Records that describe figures
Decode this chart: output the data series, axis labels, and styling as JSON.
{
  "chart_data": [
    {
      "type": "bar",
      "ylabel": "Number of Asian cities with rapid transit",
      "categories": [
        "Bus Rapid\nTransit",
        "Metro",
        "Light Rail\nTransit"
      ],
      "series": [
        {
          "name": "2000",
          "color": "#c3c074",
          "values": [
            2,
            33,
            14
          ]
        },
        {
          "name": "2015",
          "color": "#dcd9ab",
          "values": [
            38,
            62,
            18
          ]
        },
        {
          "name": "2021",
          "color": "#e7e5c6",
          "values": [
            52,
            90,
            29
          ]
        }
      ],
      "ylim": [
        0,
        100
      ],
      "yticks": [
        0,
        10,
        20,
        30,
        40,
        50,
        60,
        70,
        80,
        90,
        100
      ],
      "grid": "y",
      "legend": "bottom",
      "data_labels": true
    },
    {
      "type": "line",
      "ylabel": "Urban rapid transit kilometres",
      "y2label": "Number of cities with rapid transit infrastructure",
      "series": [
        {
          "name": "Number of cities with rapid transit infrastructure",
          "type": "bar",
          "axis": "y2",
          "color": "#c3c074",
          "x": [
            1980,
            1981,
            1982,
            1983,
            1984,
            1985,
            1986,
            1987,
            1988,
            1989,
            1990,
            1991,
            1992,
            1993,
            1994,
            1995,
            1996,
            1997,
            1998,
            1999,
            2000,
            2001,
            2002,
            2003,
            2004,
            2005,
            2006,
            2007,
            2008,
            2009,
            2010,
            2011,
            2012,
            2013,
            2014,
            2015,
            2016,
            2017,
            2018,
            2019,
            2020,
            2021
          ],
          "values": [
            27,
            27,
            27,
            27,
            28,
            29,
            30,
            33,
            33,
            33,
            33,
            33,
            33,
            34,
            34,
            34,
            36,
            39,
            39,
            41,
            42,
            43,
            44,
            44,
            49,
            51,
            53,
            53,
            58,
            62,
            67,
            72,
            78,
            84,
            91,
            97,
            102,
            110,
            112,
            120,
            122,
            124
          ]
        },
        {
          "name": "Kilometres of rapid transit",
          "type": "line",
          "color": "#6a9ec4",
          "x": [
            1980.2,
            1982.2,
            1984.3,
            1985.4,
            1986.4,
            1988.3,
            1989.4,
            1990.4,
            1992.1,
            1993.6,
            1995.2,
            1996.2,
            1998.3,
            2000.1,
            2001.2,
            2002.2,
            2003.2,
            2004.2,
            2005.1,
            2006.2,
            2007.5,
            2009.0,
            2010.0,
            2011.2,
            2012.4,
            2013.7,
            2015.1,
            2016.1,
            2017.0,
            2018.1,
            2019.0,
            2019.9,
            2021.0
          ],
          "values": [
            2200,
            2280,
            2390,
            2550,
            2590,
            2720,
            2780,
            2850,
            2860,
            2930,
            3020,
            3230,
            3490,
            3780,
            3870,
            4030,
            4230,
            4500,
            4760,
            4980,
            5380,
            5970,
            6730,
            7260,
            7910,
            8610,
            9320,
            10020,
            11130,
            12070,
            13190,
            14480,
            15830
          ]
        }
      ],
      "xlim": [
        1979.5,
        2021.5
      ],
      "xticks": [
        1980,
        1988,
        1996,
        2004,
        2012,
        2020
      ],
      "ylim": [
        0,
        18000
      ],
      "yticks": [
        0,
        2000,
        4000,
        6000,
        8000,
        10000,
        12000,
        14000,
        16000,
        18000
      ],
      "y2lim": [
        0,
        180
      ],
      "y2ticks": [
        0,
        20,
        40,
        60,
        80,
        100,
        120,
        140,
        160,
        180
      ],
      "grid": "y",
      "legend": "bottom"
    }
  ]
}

- WHAT IS ASKED:
Only a number is wanted: how many lines contain "nTransit"?

- ANSWER TO THIS EXERCISE:
2